:: Given exercise ::
Your task is to locate every line holding the string "activeIndex" and to copy each of them.

:: Input for this task ::

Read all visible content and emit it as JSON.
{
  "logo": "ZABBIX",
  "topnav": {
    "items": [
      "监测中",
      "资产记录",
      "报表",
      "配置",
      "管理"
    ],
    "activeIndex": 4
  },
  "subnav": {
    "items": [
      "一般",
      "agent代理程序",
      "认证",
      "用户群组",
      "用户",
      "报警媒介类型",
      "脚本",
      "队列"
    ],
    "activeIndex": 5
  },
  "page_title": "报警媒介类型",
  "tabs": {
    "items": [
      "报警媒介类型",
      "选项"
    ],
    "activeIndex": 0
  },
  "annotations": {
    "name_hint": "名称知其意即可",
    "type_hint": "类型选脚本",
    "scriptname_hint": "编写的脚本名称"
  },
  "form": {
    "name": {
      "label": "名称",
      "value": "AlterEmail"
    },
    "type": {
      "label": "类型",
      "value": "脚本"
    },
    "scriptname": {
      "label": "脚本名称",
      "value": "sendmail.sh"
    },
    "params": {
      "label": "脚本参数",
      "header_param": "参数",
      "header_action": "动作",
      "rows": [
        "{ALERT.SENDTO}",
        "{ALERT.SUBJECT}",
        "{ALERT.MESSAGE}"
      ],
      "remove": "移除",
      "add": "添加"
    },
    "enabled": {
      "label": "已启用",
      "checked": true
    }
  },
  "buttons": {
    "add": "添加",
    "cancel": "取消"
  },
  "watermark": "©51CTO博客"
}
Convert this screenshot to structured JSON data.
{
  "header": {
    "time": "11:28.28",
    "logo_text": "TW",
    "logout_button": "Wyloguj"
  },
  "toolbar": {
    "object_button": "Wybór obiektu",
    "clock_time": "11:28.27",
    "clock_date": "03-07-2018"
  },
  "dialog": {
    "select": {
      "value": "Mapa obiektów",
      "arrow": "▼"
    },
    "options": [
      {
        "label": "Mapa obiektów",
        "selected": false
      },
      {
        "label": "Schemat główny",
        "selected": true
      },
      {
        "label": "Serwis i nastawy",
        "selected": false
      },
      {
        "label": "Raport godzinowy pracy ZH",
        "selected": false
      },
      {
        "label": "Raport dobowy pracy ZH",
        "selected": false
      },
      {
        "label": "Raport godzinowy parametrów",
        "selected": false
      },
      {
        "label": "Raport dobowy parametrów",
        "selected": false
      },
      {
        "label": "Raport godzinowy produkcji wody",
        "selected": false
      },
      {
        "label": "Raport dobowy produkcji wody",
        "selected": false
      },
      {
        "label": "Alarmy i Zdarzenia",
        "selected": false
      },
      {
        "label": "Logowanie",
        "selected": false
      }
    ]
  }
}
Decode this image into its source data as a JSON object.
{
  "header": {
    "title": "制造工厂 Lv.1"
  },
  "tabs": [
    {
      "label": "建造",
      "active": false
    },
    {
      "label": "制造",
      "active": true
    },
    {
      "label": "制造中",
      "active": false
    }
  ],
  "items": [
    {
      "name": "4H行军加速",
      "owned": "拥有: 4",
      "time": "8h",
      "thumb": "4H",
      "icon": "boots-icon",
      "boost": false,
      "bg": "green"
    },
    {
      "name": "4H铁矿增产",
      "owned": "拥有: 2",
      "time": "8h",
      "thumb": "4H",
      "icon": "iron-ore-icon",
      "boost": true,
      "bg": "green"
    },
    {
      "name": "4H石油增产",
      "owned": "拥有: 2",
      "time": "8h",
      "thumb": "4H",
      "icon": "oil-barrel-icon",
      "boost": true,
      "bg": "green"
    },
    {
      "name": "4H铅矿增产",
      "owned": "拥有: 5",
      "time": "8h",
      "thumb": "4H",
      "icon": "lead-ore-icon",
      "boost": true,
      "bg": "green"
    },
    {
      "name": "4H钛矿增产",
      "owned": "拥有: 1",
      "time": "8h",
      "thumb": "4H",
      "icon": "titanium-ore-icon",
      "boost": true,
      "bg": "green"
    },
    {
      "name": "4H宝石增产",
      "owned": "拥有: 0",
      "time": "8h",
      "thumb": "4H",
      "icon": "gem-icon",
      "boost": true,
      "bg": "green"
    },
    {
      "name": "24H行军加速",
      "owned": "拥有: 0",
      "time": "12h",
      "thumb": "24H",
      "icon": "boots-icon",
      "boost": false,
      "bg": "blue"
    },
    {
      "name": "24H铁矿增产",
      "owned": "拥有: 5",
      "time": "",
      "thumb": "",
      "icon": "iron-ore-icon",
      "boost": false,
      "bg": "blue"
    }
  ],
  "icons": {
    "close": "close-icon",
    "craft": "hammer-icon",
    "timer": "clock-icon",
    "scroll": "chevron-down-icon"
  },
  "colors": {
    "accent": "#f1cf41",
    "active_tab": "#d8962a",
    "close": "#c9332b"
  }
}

:: Completed exercise ::
    "activeIndex": 4
    "activeIndex": 5
    "activeIndex": 0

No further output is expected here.